(Records from a collection of figures)
==========

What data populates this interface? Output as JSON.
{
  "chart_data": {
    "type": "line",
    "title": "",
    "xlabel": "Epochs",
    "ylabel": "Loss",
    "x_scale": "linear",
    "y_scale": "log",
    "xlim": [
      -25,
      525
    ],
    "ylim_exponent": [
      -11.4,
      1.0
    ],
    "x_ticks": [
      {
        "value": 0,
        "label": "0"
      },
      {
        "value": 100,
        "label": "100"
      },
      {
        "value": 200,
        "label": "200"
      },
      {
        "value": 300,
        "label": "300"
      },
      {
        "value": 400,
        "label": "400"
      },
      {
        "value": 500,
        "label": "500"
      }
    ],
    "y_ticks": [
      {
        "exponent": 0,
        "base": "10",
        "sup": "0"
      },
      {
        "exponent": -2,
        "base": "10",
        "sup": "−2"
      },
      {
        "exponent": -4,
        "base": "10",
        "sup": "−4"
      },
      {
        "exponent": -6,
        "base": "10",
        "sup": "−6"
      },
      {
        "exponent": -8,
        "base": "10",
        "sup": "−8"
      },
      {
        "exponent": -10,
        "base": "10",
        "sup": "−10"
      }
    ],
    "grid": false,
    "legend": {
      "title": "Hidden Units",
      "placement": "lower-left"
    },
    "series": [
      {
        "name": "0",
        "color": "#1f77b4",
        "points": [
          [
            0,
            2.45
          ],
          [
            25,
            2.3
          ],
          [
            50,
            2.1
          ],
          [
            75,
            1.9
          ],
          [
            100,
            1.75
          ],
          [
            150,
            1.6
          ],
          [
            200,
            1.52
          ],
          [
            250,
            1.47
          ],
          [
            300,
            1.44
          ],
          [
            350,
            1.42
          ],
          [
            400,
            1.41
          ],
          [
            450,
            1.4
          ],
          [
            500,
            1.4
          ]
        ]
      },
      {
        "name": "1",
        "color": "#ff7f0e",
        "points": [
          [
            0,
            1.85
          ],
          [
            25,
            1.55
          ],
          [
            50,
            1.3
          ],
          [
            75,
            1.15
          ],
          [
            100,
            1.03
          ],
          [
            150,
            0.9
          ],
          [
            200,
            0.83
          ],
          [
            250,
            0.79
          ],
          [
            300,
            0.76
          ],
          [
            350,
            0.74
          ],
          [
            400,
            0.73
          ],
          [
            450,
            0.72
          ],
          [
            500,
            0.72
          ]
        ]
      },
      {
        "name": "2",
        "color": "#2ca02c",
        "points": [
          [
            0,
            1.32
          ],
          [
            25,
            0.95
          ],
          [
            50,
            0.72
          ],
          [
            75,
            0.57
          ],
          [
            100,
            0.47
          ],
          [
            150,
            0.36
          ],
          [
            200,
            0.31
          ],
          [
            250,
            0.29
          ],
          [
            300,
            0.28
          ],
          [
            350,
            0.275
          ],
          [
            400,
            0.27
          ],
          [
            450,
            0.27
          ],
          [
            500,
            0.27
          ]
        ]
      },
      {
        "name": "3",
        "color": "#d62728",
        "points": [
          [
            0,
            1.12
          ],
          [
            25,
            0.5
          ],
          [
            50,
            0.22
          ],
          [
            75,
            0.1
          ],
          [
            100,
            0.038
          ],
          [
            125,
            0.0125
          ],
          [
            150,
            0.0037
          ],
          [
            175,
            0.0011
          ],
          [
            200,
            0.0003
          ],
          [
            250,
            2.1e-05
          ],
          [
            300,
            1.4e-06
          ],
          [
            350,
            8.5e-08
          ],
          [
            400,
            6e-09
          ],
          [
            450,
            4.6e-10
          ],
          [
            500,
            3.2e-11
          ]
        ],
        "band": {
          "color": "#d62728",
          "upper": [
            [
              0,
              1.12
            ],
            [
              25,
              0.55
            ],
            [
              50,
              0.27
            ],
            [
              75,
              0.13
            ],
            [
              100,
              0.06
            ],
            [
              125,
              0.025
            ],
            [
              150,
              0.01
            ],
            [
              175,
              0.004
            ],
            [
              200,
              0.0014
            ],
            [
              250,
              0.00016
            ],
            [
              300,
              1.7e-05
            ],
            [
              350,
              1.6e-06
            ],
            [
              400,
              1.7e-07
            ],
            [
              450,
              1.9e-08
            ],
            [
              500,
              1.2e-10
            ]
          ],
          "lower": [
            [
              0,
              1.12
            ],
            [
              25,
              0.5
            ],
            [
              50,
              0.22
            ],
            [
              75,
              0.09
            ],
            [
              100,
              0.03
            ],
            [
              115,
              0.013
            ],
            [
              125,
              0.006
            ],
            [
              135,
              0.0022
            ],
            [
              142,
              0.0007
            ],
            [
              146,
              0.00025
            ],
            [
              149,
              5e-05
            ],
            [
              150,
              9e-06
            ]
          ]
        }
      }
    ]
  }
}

==========

**GOAL:** Output every record above exactly as it appears.

**ANSWER TO THIS TASK:**
What data populates this interface? Output as JSON.
{
  "chart_data": {
    "type": "line",
    "title": "",
    "xlabel": "Epochs",
    "ylabel": "Loss",
    "x_scale": "linear",
    "y_scale": "log",
    "xlim": [
      -25,
      525
    ],
    "ylim_exponent": [
      -11.4,
      1.0
    ],
    "x_ticks": [
      {
        "value": 0,
        "label": "0"
      },
      {
        "value": 100,
        "label": "100"
      },
      {
        "value": 200,
        "label": "200"
      },
      {
        "value": 300,
        "label": "300"
      },
      {
        "value": 400,
        "label": "400"
      },
      {
        "value": 500,
        "label": "500"
      }
    ],
    "y_ticks": [
      {
        "exponent": 0,
        "base": "10",
        "sup": "0"
      },
      {
        "exponent": -2,
        "base": "10",
        "sup": "−2"
      },
      {
        "exponent": -4,
        "base": "10",
        "sup": "−4"
      },
      {
        "exponent": -6,
        "base": "10",
        "sup": "−6"
      },
      {
        "exponent": -8,
        "base": "10",
        "sup": "−8"
      },
      {
        "exponent": -10,
        "base": "10",
        "sup": "−10"
      }
    ],
    "grid": false,
    "legend": {
      "title": "Hidden Units",
      "placement": "lower-left"
    },
    "series": [
      {
        "name": "0",
        "color": "#1f77b4",
        "points": [
          [
            0,
            2.45
          ],
          [
            25,
            2.3
          ],
          [
            50,
            2.1
          ],
          [
            75,
            1.9
          ],
          [
            100,
            1.75
          ],
          [
            150,
            1.6
          ],
          [
            200,
            1.52
          ],
          [
            250,
            1.47
          ],
          [
            300,
            1.44
          ],
          [
            350,
            1.42
          ],
          [
            400,
            1.41
          ],
          [
            450,
            1.4
          ],
          [
            500,
            1.4
          ]
        ]
      },
      {
        "name": "1",
        "color": "#ff7f0e",
        "points": [
          [
            0,
            1.85
          ],
          [
            25,
            1.55
          ],
          [
            50,
            1.3
          ],
          [
            75,
            1.15
          ],
          [
            100,
            1.03
          ],
          [
            150,
            0.9
          ],
          [
            200,
            0.83
          ],
          [
            250,
            0.79
          ],
          [
            300,
            0.76
          ],
          [
            350,
            0.74
          ],
          [
            400,
            0.73
          ],
          [
            450,
            0.72
          ],
          [
            500,
            0.72
          ]
        ]
      },
      {
        "name": "2",
        "color": "#2ca02c",
        "points": [
          [
            0,
            1.32
          ],
          [
            25,
            0.95
          ],
          [
            50,
            0.72
          ],
          [
            75,
            0.57
          ],
          [
            100,
            0.47
          ],
          [
            150,
            0.36
          ],
          [
            200,
            0.31
          ],
          [
            250,
            0.29
          ],
          [
            300,
            0.28
          ],
          [
            350,
            0.275
          ],
          [
            400,
            0.27
          ],
          [
            450,
            0.27
          ],
          [
            500,
            0.27
          ]
        ]
      },
      {
        "name": "3",
        "color": "#d62728",
        "points": [
          [
            0,
            1.12
          ],
          [
            25,
            0.5
          ],
          [
            50,
            0.22
          ],
          [
            75,
            0.1
          ],
          [
            100,
            0.038
          ],
          [
            125,
            0.0125
          ],
          [
            150,
            0.0037
          ],
          [
            175,
            0.0011
          ],
          [
            200,
            0.0003
          ],
          [
            250,
            2.1e-05
          ],
          [
            300,
            1.4e-06
          ],
          [
            350,
            8.5e-08
          ],
          [
            400,
            6e-09
          ],
          [
            450,
            4.6e-10
          ],
          [
            500,
            3.2e-11
          ]
        ],
        "band": {
          "color": "#d62728",
          "upper": [
            [
              0,
              1.12
            ],
            [
              25,
              0.55
            ],
            [
              50,
              0.27
            ],
            [
              75,
              0.13
            ],
            [
              100,
              0.06
            ],
            [
              125,
              0.025
            ],
            [
              150,
              0.01
            ],
            [
              175,
              0.004
            ],
            [
              200,
              0.0014
            ],
            [
              250,
              0.00016
            ],
            [
              300,
              1.7e-05
            ],
            [
              350,
              1.6e-06
            ],
            [
              400,
              1.7e-07
            ],
            [
              450,
              1.9e-08
            ],
            [
              500,
              1.2e-10
            ]
          ],
          "lower": [
            [
              0,
              1.12
            ],
            [
              25,
              0.5
            ],
            [
              50,
              0.22
            ],
            [
              75,
              0.09
            ],
            [
              100,
              0.03
            ],
            [
              115,
              0.013
            ],
            [
              125,
              0.006
            ],
            [
              135,
              0.0022
            ],
            [
              142,
              0.0007
            ],
            [
              146,
              0.00025
            ],
            [
              149,
              5e-05
            ],
            [
              150,
              9e-06
            ]
          ]
        }
      }
    ]
  }
}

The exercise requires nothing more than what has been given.